• _What this task involves_:
Leaving out the pictures, transcribe all of the records faithfully.

[Stored records]
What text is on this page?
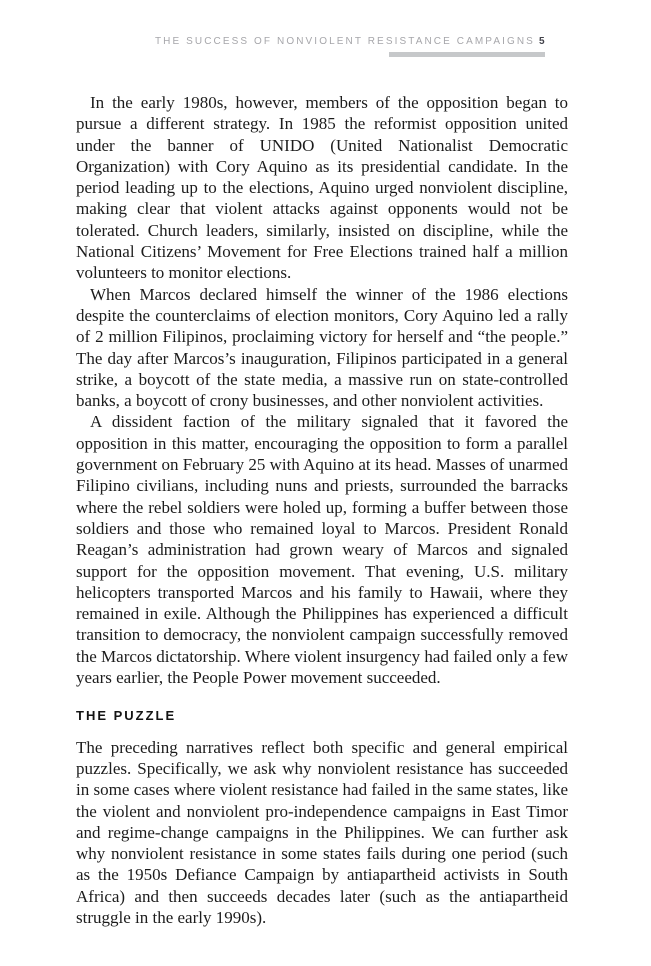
THE SUCCESS OF NONVIOLENT RESISTANCE CAMPAIGNS 5

In the early 1980s, however, members of the opposition began to pursue a different strategy. In 1985 the reformist opposition united under the banner of UNIDO (United Nationalist Democratic Organization) with Cory Aquino as its presidential candidate. In the period leading up to the elections, Aquino urged nonviolent discipline, making clear that violent attacks against opponents would not be tolerated. Church leaders, similarly, insisted on discipline, while the National Citizens’ Movement for Free Elections trained half a million volunteers to monitor elections.

When Marcos declared himself the winner of the 1986 elections despite the counterclaims of election monitors, Cory Aquino led a rally of 2 million Filipinos, proclaiming victory for herself and “the people.” The day after Marcos’s inauguration, Filipinos participated in a general strike, a boycott of the state media, a massive run on state-controlled banks, a boycott of crony businesses, and other nonviolent activities.

A dissident faction of the military signaled that it favored the opposition in this matter, encouraging the opposition to form a parallel government on February 25 with Aquino at its head. Masses of unarmed Filipino civilians, including nuns and priests, surrounded the barracks where the rebel soldiers were holed up, forming a buffer between those soldiers and those who remained loyal to Marcos. President Ronald Reagan’s administration had grown weary of Marcos and signaled support for the opposition movement. That evening, U.S. military helicopters transported Marcos and his family to Hawaii, where they remained in exile. Although the Philippines has experienced a difficult transition to democracy, the nonviolent campaign successfully removed the Marcos dictatorship. Where violent insurgency had failed only a few years earlier, the People Power movement succeeded.

THE PUZZLE

The preceding narratives reflect both specific and general empirical puzzles. Specifically, we ask why nonviolent resistance has succeeded in some cases where violent resistance had failed in the same states, like the violent and nonviolent pro-independence campaigns in East Timor and regime-change campaigns in the Philippines. We can further ask why nonviolent resistance in some states fails during one period (such as the 1950s Defiance Campaign by antiapartheid activists in South Africa) and then succeeds decades later (such as the antiapartheid struggle in the early 1990s).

• _Reply_:
What text is on this page?
THE SUCCESS OF NONVIOLENT RESISTANCE CAMPAIGNS 5

In the early 1980s, however, members of the opposition began to pursue a different strategy. In 1985 the reformist opposition united under the banner of UNIDO (United Nationalist Democratic Organization) with Cory Aquino as its presidential candidate. In the period leading up to the elections, Aquino urged nonviolent discipline, making clear that violent attacks against opponents would not be tolerated. Church leaders, similarly, insisted on discipline, while the National Citizens’ Movement for Free Elections trained half a million volunteers to monitor elections.

When Marcos declared himself the winner of the 1986 elections despite the counterclaims of election monitors, Cory Aquino led a rally of 2 million Filipinos, proclaiming victory for herself and “the people.” The day after Marcos’s inauguration, Filipinos participated in a general strike, a boycott of the state media, a massive run on state-controlled banks, a boycott of crony businesses, and other nonviolent activities.

A dissident faction of the military signaled that it favored the opposition in this matter, encouraging the opposition to form a parallel government on February 25 with Aquino at its head. Masses of unarmed Filipino civilians, including nuns and priests, surrounded the barracks where the rebel soldiers were holed up, forming a buffer between those soldiers and those who remained loyal to Marcos. President Ronald Reagan’s administration had grown weary of Marcos and signaled support for the opposition movement. That evening, U.S. military helicopters transported Marcos and his family to Hawaii, where they remained in exile. Although the Philippines has experienced a difficult transition to democracy, the nonviolent campaign successfully removed the Marcos dictatorship. Where violent insurgency had failed only a few years earlier, the People Power movement succeeded.

THE PUZZLE

The preceding narratives reflect both specific and general empirical puzzles. Specifically, we ask why nonviolent resistance has succeeded in some cases where violent resistance had failed in the same states, like the violent and nonviolent pro-independence campaigns in East Timor and regime-change campaigns in the Philippines. We can further ask why nonviolent resistance in some states fails during one period (such as the 1950s Defiance Campaign by antiapartheid activists in South Africa) and then succeeds decades later (such as the antiapartheid struggle in the early 1990s).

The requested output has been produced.